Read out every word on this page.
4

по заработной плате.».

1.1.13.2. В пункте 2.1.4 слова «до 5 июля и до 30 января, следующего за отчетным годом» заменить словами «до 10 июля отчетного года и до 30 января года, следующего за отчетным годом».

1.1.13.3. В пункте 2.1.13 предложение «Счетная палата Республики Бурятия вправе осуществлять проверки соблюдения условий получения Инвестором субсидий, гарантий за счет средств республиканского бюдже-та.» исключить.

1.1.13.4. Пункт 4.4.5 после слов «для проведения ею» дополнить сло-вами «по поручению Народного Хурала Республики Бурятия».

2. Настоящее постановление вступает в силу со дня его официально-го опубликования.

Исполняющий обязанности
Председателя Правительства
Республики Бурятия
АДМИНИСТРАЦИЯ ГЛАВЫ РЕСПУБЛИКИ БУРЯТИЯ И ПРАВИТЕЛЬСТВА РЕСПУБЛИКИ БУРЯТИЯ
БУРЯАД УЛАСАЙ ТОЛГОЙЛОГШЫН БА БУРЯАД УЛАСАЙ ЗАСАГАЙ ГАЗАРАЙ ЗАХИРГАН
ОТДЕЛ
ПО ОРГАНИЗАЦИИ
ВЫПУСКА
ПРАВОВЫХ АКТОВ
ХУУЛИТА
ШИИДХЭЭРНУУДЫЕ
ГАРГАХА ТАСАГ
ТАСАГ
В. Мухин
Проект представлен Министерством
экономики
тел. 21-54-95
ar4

-=-=-=-=-

▸ **WHAT YOU ARE ASKED TO DO**
Using the listing above, please repeat every entry exactly.

▸ **FINISHED TASK**
Read out every word on this page.
4

по заработной плате.».

1.1.13.2. В пункте 2.1.4 слова «до 5 июля и до 30 января, следующего за отчетным годом» заменить словами «до 10 июля отчетного года и до 30 января года, следующего за отчетным годом».

1.1.13.3. В пункте 2.1.13 предложение «Счетная палата Республики Бурятия вправе осуществлять проверки соблюдения условий получения Инвестором субсидий, гарантий за счет средств республиканского бюдже-та.» исключить.

1.1.13.4. Пункт 4.4.5 после слов «для проведения ею» дополнить сло-вами «по поручению Народного Хурала Республики Бурятия».

2. Настоящее постановление вступает в силу со дня его официально-го опубликования.

Исполняющий обязанности
Председателя Правительства
Республики Бурятия
АДМИНИСТРАЦИЯ ГЛАВЫ РЕСПУБЛИКИ БУРЯТИЯ И ПРАВИТЕЛЬСТВА РЕСПУБЛИКИ БУРЯТИЯ
БУРЯАД УЛАСАЙ ТОЛГОЙЛОГШЫН БА БУРЯАД УЛАСАЙ ЗАСАГАЙ ГАЗАРАЙ ЗАХИРГАН
ОТДЕЛ
ПО ОРГАНИЗАЦИИ
ВЫПУСКА
ПРАВОВЫХ АКТОВ
ХУУЛИТА
ШИИДХЭЭРНУУДЫЕ
ГАРГАХА ТАСАГ
ТАСАГ
В. Мухин
Проект представлен Министерством
экономики
тел. 21-54-95
ar4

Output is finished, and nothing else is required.